> **EXERCISE TASK**
Only lines holding the string "name" are wanted; copy each one from the material.

> **DATA SHOWN**
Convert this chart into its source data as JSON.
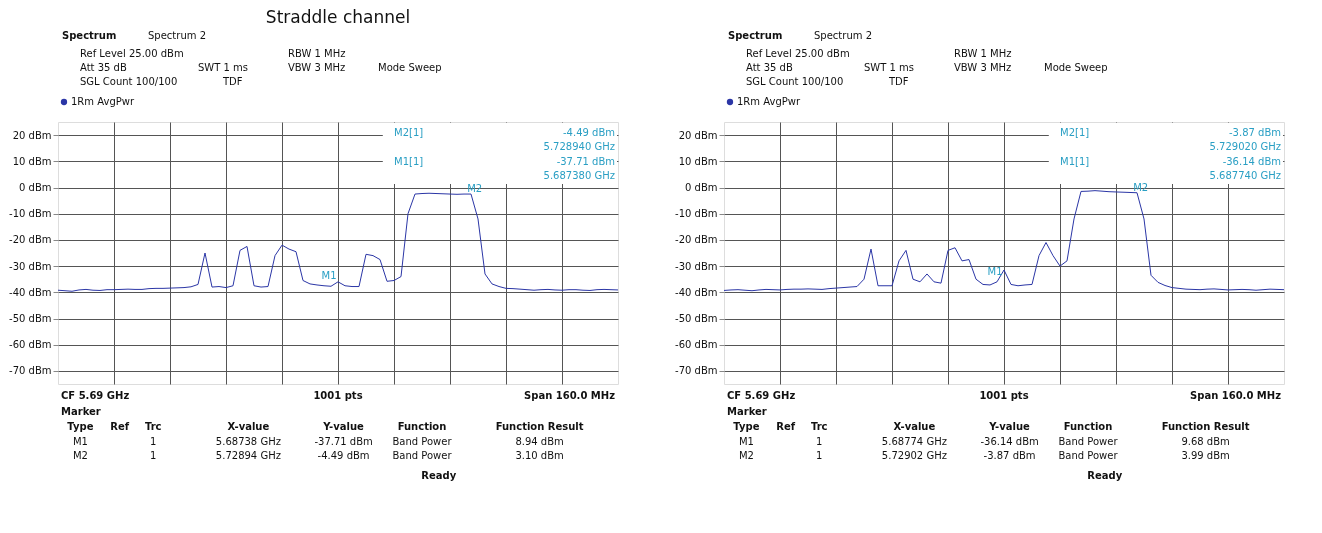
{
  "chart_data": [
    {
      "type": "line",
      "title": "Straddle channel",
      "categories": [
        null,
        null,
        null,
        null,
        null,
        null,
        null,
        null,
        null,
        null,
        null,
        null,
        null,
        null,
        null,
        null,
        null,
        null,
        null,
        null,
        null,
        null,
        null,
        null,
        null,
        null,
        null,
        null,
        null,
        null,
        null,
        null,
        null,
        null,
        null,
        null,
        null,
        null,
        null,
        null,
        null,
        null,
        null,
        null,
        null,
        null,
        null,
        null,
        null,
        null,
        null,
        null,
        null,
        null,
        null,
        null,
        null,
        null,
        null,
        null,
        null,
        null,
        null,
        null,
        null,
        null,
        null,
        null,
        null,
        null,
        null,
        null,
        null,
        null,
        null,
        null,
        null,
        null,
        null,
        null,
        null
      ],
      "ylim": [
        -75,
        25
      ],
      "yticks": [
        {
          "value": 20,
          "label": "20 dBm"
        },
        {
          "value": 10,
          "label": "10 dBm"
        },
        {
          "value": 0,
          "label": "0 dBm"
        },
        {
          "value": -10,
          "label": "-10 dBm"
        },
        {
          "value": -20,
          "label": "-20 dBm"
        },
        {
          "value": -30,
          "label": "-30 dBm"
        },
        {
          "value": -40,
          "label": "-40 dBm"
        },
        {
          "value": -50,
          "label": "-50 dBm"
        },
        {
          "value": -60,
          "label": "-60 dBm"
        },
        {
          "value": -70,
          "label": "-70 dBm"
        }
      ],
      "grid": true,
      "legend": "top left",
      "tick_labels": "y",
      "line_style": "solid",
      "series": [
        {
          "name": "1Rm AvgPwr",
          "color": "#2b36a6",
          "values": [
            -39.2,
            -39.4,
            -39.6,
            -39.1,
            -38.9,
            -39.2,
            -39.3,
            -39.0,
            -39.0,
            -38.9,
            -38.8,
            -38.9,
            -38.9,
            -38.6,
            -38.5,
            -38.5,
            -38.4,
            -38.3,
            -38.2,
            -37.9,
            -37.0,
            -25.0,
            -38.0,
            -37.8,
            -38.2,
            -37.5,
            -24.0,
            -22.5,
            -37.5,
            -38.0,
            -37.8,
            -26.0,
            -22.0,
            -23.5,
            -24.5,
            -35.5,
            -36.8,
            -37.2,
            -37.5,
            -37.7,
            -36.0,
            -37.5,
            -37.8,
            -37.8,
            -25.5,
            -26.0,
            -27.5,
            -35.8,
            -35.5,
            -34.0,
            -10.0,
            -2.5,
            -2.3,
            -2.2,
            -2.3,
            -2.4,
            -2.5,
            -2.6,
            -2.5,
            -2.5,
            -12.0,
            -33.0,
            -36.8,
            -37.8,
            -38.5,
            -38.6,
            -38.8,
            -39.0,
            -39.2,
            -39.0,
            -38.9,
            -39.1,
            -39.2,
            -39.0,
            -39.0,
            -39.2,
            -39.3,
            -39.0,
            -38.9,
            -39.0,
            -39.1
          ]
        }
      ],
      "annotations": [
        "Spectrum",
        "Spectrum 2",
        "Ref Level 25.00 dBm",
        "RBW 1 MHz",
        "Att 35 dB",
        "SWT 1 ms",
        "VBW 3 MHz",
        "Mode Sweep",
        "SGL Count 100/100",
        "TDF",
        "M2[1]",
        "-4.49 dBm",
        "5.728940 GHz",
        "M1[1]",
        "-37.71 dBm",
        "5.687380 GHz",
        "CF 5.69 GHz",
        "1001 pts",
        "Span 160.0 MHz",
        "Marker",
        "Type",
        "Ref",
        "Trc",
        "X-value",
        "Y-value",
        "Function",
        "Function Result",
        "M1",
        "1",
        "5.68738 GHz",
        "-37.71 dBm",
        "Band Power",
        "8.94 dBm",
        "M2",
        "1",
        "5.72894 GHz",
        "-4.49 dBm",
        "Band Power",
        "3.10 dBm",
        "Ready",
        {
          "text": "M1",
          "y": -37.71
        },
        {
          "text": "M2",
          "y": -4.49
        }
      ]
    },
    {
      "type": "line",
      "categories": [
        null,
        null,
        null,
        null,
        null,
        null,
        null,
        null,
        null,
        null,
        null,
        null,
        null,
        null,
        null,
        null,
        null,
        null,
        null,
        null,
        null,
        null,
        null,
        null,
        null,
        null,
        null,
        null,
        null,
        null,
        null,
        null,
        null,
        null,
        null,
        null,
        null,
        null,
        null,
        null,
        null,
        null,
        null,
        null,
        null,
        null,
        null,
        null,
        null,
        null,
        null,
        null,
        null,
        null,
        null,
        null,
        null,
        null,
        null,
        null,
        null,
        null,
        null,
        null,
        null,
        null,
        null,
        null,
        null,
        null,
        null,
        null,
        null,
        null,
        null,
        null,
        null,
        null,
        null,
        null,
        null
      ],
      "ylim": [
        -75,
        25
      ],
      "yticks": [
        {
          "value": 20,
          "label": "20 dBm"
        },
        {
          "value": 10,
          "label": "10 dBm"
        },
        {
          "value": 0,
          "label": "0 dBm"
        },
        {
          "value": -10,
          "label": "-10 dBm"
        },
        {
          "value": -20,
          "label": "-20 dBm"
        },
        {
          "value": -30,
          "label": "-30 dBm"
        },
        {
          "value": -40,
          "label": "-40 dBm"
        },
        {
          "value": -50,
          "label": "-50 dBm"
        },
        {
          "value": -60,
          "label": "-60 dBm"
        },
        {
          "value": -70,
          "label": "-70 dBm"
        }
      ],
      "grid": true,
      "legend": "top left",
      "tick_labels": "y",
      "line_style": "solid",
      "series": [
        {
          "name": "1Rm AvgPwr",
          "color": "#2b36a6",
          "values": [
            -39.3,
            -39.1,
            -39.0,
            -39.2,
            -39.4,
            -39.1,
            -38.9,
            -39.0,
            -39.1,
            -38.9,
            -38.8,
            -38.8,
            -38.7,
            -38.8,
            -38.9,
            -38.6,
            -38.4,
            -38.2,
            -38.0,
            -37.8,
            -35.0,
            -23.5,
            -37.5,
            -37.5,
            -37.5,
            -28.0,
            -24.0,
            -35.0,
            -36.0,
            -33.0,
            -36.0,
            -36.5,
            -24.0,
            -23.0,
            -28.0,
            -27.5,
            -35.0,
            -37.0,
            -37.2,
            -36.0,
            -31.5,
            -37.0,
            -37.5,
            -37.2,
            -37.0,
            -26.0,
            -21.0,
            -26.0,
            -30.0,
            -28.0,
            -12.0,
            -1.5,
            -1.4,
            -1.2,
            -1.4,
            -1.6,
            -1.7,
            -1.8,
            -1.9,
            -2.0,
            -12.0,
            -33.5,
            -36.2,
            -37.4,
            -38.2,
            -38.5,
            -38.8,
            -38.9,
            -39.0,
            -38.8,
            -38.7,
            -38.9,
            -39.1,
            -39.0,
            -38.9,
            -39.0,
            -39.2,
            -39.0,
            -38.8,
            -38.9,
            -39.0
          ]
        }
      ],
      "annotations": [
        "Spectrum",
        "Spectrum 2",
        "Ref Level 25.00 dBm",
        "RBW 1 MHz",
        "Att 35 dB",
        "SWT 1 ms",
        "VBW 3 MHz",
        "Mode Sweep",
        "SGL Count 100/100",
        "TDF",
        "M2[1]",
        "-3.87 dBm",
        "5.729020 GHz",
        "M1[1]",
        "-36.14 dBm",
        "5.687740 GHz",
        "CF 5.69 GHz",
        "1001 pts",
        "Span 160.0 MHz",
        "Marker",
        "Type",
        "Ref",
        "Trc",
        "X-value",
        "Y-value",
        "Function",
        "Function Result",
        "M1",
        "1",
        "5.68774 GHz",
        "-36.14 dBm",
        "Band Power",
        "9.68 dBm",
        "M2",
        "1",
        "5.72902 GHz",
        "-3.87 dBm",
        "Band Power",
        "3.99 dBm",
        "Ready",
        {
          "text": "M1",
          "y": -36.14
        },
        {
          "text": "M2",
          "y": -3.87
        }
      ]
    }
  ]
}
---
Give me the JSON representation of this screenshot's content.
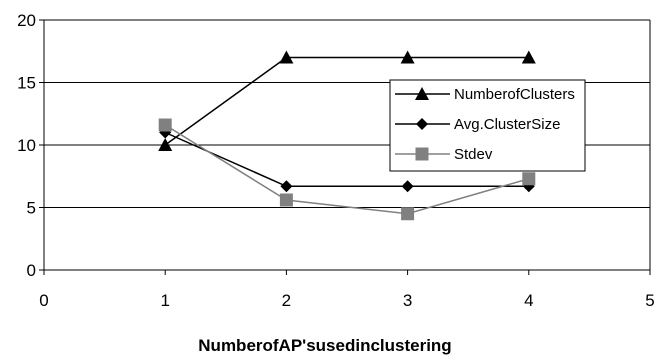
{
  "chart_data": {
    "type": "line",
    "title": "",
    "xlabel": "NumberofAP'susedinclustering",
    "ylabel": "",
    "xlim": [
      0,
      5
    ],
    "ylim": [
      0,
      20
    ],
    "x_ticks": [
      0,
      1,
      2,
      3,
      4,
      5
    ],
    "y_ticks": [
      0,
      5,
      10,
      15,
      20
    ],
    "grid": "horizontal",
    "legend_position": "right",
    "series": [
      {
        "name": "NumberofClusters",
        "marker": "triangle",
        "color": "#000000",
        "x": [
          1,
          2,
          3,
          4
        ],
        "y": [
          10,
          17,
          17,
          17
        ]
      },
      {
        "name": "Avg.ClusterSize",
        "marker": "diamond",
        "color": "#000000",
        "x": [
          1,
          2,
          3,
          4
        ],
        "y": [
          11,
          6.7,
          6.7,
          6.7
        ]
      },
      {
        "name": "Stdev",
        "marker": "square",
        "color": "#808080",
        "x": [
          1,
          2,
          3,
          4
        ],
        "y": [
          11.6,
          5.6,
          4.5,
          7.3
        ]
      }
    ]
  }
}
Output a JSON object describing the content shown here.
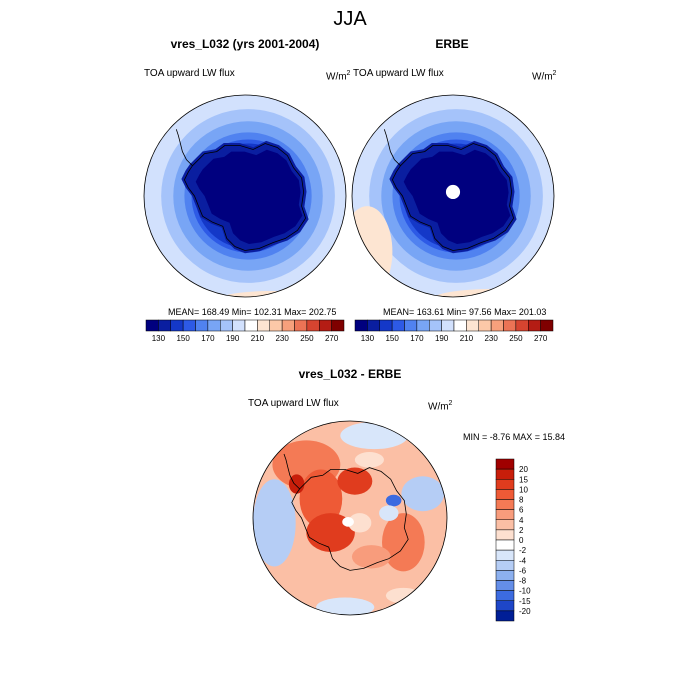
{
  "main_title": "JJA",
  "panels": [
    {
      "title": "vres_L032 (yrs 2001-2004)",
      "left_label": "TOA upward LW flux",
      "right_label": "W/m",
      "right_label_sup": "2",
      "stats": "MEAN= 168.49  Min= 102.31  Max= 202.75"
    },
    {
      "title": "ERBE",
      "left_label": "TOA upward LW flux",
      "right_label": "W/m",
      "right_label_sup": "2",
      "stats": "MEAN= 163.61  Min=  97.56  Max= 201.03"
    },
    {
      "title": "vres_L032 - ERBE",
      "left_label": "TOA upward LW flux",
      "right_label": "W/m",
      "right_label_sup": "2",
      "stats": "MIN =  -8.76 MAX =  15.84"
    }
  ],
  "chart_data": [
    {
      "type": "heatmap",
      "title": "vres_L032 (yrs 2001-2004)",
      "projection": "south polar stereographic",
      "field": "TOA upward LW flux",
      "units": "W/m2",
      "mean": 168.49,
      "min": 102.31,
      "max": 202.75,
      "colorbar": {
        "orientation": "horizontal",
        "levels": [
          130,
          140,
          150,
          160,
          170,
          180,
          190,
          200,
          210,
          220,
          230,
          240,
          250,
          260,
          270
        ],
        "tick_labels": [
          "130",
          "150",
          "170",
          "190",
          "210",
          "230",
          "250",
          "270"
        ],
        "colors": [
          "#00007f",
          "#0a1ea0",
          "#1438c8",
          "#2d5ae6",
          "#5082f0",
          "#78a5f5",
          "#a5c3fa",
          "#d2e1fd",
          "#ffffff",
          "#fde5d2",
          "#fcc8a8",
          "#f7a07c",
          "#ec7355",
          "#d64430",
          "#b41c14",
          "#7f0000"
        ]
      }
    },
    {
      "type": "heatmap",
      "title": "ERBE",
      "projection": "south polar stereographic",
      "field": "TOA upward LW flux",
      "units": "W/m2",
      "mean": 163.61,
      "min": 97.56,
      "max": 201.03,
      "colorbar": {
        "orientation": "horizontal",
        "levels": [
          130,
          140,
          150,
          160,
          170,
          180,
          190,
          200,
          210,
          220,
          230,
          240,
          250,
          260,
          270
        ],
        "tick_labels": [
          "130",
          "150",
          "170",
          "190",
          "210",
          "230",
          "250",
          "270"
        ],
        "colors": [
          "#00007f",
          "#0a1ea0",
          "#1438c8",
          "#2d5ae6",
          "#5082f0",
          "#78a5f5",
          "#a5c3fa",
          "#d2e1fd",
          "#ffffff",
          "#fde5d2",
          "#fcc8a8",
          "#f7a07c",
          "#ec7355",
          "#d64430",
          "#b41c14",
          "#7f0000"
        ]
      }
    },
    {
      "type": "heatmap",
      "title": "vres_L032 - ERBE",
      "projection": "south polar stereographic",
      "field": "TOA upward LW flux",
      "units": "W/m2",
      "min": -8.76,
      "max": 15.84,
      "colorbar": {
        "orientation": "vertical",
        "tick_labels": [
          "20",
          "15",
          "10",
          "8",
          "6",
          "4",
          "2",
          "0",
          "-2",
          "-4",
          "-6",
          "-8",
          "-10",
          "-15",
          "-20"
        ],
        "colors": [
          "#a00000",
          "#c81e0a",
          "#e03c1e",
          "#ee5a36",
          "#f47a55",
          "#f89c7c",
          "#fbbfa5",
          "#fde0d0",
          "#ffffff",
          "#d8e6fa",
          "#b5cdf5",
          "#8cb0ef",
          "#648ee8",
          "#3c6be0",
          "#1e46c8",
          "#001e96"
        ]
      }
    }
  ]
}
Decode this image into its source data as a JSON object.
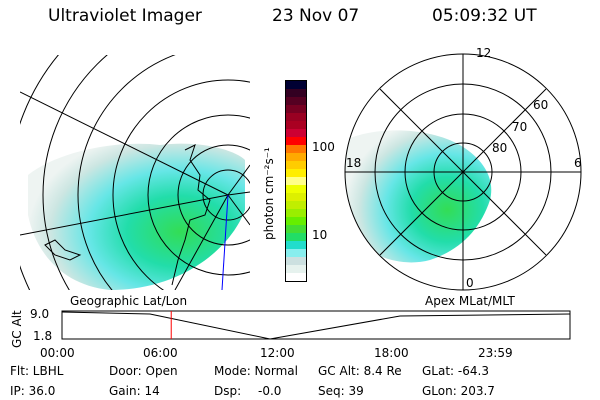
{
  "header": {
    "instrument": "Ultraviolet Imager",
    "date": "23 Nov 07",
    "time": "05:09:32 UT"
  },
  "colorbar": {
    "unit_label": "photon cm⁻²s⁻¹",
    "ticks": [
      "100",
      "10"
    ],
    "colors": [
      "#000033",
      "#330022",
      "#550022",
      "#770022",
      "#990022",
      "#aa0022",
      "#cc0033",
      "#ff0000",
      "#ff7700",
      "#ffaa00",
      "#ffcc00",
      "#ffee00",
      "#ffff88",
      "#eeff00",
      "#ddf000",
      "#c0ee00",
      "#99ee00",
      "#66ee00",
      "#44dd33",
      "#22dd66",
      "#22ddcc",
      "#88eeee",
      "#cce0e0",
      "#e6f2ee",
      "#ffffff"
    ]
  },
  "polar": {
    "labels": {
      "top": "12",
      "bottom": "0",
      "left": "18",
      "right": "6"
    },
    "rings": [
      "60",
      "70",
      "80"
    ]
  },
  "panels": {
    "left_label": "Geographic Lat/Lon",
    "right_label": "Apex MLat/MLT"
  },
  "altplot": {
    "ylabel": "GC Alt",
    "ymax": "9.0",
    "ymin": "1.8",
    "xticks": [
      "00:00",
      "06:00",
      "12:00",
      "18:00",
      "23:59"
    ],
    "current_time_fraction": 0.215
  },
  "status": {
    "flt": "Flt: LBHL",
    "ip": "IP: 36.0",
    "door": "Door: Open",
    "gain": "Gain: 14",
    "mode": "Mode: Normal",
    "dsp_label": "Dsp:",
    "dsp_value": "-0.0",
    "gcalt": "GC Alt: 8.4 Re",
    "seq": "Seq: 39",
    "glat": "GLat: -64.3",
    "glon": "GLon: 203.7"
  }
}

> **TASK OUTPUT**
          "name": "1Rm AvgPwr",
          "name": "1Rm AvgPwr",
        "name": "NumberofClusters",
        "name": "Avg.ClusterSize",
        "name": "Stdev",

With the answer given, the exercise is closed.